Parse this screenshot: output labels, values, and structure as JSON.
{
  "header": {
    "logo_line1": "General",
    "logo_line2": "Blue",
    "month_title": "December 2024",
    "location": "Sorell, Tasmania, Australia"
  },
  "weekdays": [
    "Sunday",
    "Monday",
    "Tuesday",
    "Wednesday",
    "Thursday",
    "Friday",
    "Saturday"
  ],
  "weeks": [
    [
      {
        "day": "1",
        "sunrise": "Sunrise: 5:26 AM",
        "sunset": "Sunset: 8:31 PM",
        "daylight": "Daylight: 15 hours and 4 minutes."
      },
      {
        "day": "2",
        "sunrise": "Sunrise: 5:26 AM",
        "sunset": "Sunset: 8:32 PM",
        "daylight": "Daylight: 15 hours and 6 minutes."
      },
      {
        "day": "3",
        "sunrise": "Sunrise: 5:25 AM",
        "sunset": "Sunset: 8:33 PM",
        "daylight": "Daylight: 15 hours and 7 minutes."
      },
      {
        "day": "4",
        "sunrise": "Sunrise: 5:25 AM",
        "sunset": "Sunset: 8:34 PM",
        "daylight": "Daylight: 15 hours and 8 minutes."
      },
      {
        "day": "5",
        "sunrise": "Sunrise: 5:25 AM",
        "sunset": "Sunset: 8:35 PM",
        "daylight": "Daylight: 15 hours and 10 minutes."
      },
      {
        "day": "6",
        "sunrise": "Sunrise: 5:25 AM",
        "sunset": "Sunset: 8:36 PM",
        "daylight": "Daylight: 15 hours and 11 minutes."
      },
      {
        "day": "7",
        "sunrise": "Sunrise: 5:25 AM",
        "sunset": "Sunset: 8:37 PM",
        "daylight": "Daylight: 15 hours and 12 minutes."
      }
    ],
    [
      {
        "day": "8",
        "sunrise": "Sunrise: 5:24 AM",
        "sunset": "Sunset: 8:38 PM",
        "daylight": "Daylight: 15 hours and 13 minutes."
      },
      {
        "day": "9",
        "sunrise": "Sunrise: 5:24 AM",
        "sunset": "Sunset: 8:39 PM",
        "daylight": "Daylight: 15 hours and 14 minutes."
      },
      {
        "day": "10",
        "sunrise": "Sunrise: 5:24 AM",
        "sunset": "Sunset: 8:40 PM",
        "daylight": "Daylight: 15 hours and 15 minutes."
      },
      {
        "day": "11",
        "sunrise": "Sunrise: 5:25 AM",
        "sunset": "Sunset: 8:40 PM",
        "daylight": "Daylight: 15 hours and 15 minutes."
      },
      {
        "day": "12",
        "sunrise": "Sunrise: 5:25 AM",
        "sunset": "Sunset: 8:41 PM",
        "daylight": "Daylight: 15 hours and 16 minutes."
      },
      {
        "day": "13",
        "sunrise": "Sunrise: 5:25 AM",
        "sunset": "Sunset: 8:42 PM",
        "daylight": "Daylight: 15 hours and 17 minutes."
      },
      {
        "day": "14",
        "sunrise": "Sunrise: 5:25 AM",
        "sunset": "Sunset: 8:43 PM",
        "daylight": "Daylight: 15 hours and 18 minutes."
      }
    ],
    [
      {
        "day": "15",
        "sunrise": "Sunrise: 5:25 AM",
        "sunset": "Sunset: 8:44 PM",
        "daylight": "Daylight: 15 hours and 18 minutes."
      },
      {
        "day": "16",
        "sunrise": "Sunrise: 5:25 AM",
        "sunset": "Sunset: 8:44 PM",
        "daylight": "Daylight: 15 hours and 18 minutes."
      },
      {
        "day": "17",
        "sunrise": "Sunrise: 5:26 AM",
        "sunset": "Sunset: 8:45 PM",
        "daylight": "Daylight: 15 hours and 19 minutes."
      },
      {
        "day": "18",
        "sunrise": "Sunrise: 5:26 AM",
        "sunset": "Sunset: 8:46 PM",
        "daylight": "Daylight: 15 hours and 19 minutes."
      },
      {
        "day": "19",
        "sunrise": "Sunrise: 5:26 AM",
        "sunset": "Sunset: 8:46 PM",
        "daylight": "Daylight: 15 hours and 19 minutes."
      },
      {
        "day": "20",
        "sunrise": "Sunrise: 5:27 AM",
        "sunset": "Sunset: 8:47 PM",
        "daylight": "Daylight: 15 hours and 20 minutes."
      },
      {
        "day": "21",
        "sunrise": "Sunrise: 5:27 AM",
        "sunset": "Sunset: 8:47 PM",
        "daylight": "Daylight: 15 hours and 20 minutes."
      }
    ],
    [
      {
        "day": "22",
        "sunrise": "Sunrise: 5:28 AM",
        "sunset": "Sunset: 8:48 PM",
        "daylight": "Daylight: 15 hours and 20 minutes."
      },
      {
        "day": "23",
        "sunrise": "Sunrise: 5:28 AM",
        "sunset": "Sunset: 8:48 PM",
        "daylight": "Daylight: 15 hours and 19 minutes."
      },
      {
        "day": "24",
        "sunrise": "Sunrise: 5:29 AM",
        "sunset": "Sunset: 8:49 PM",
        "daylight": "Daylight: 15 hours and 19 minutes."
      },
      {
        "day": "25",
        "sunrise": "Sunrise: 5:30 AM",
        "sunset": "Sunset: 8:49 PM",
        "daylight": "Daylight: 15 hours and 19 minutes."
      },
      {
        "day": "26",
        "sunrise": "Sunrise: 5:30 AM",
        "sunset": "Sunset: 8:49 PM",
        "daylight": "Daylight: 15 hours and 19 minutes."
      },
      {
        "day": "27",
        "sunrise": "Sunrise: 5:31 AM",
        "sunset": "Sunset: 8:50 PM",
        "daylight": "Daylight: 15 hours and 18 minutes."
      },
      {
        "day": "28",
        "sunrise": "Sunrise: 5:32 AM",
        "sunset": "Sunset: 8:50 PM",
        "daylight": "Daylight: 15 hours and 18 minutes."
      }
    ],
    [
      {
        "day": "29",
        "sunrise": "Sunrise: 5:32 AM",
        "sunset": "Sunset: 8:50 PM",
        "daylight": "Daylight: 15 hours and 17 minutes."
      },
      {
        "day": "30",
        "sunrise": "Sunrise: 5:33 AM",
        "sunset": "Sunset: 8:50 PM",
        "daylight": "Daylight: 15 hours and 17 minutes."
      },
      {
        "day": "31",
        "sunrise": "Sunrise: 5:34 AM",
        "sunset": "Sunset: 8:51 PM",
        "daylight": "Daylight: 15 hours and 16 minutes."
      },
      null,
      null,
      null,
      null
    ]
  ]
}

######

- _Short problem_
Please repeat the material above, word for word and in full.

- _Answer to the problem_
Parse this screenshot: output labels, values, and structure as JSON.
{
  "header": {
    "logo_line1": "General",
    "logo_line2": "Blue",
    "month_title": "December 2024",
    "location": "Sorell, Tasmania, Australia"
  },
  "weekdays": [
    "Sunday",
    "Monday",
    "Tuesday",
    "Wednesday",
    "Thursday",
    "Friday",
    "Saturday"
  ],
  "weeks": [
    [
      {
        "day": "1",
        "sunrise": "Sunrise: 5:26 AM",
        "sunset": "Sunset: 8:31 PM",
        "daylight": "Daylight: 15 hours and 4 minutes."
      },
      {
        "day": "2",
        "sunrise": "Sunrise: 5:26 AM",
        "sunset": "Sunset: 8:32 PM",
        "daylight": "Daylight: 15 hours and 6 minutes."
      },
      {
        "day": "3",
        "sunrise": "Sunrise: 5:25 AM",
        "sunset": "Sunset: 8:33 PM",
        "daylight": "Daylight: 15 hours and 7 minutes."
      },
      {
        "day": "4",
        "sunrise": "Sunrise: 5:25 AM",
        "sunset": "Sunset: 8:34 PM",
        "daylight": "Daylight: 15 hours and 8 minutes."
      },
      {
        "day": "5",
        "sunrise": "Sunrise: 5:25 AM",
        "sunset": "Sunset: 8:35 PM",
        "daylight": "Daylight: 15 hours and 10 minutes."
      },
      {
        "day": "6",
        "sunrise": "Sunrise: 5:25 AM",
        "sunset": "Sunset: 8:36 PM",
        "daylight": "Daylight: 15 hours and 11 minutes."
      },
      {
        "day": "7",
        "sunrise": "Sunrise: 5:25 AM",
        "sunset": "Sunset: 8:37 PM",
        "daylight": "Daylight: 15 hours and 12 minutes."
      }
    ],
    [
      {
        "day": "8",
        "sunrise": "Sunrise: 5:24 AM",
        "sunset": "Sunset: 8:38 PM",
        "daylight": "Daylight: 15 hours and 13 minutes."
      },
      {
        "day": "9",
        "sunrise": "Sunrise: 5:24 AM",
        "sunset": "Sunset: 8:39 PM",
        "daylight": "Daylight: 15 hours and 14 minutes."
      },
      {
        "day": "10",
        "sunrise": "Sunrise: 5:24 AM",
        "sunset": "Sunset: 8:40 PM",
        "daylight": "Daylight: 15 hours and 15 minutes."
      },
      {
        "day": "11",
        "sunrise": "Sunrise: 5:25 AM",
        "sunset": "Sunset: 8:40 PM",
        "daylight": "Daylight: 15 hours and 15 minutes."
      },
      {
        "day": "12",
        "sunrise": "Sunrise: 5:25 AM",
        "sunset": "Sunset: 8:41 PM",
        "daylight": "Daylight: 15 hours and 16 minutes."
      },
      {
        "day": "13",
        "sunrise": "Sunrise: 5:25 AM",
        "sunset": "Sunset: 8:42 PM",
        "daylight": "Daylight: 15 hours and 17 minutes."
      },
      {
        "day": "14",
        "sunrise": "Sunrise: 5:25 AM",
        "sunset": "Sunset: 8:43 PM",
        "daylight": "Daylight: 15 hours and 18 minutes."
      }
    ],
    [
      {
        "day": "15",
        "sunrise": "Sunrise: 5:25 AM",
        "sunset": "Sunset: 8:44 PM",
        "daylight": "Daylight: 15 hours and 18 minutes."
      },
      {
        "day": "16",
        "sunrise": "Sunrise: 5:25 AM",
        "sunset": "Sunset: 8:44 PM",
        "daylight": "Daylight: 15 hours and 18 minutes."
      },
      {
        "day": "17",
        "sunrise": "Sunrise: 5:26 AM",
        "sunset": "Sunset: 8:45 PM",
        "daylight": "Daylight: 15 hours and 19 minutes."
      },
      {
        "day": "18",
        "sunrise": "Sunrise: 5:26 AM",
        "sunset": "Sunset: 8:46 PM",
        "daylight": "Daylight: 15 hours and 19 minutes."
      },
      {
        "day": "19",
        "sunrise": "Sunrise: 5:26 AM",
        "sunset": "Sunset: 8:46 PM",
        "daylight": "Daylight: 15 hours and 19 minutes."
      },
      {
        "day": "20",
        "sunrise": "Sunrise: 5:27 AM",
        "sunset": "Sunset: 8:47 PM",
        "daylight": "Daylight: 15 hours and 20 minutes."
      },
      {
        "day": "21",
        "sunrise": "Sunrise: 5:27 AM",
        "sunset": "Sunset: 8:47 PM",
        "daylight": "Daylight: 15 hours and 20 minutes."
      }
    ],
    [
      {
        "day": "22",
        "sunrise": "Sunrise: 5:28 AM",
        "sunset": "Sunset: 8:48 PM",
        "daylight": "Daylight: 15 hours and 20 minutes."
      },
      {
        "day": "23",
        "sunrise": "Sunrise: 5:28 AM",
        "sunset": "Sunset: 8:48 PM",
        "daylight": "Daylight: 15 hours and 19 minutes."
      },
      {
        "day": "24",
        "sunrise": "Sunrise: 5:29 AM",
        "sunset": "Sunset: 8:49 PM",
        "daylight": "Daylight: 15 hours and 19 minutes."
      },
      {
        "day": "25",
        "sunrise": "Sunrise: 5:30 AM",
        "sunset": "Sunset: 8:49 PM",
        "daylight": "Daylight: 15 hours and 19 minutes."
      },
      {
        "day": "26",
        "sunrise": "Sunrise: 5:30 AM",
        "sunset": "Sunset: 8:49 PM",
        "daylight": "Daylight: 15 hours and 19 minutes."
      },
      {
        "day": "27",
        "sunrise": "Sunrise: 5:31 AM",
        "sunset": "Sunset: 8:50 PM",
        "daylight": "Daylight: 15 hours and 18 minutes."
      },
      {
        "day": "28",
        "sunrise": "Sunrise: 5:32 AM",
        "sunset": "Sunset: 8:50 PM",
        "daylight": "Daylight: 15 hours and 18 minutes."
      }
    ],
    [
      {
        "day": "29",
        "sunrise": "Sunrise: 5:32 AM",
        "sunset": "Sunset: 8:50 PM",
        "daylight": "Daylight: 15 hours and 17 minutes."
      },
      {
        "day": "30",
        "sunrise": "Sunrise: 5:33 AM",
        "sunset": "Sunset: 8:50 PM",
        "daylight": "Daylight: 15 hours and 17 minutes."
      },
      {
        "day": "31",
        "sunrise": "Sunrise: 5:34 AM",
        "sunset": "Sunset: 8:51 PM",
        "daylight": "Daylight: 15 hours and 16 minutes."
      },
      null,
      null,
      null,
      null
    ]
  ]
}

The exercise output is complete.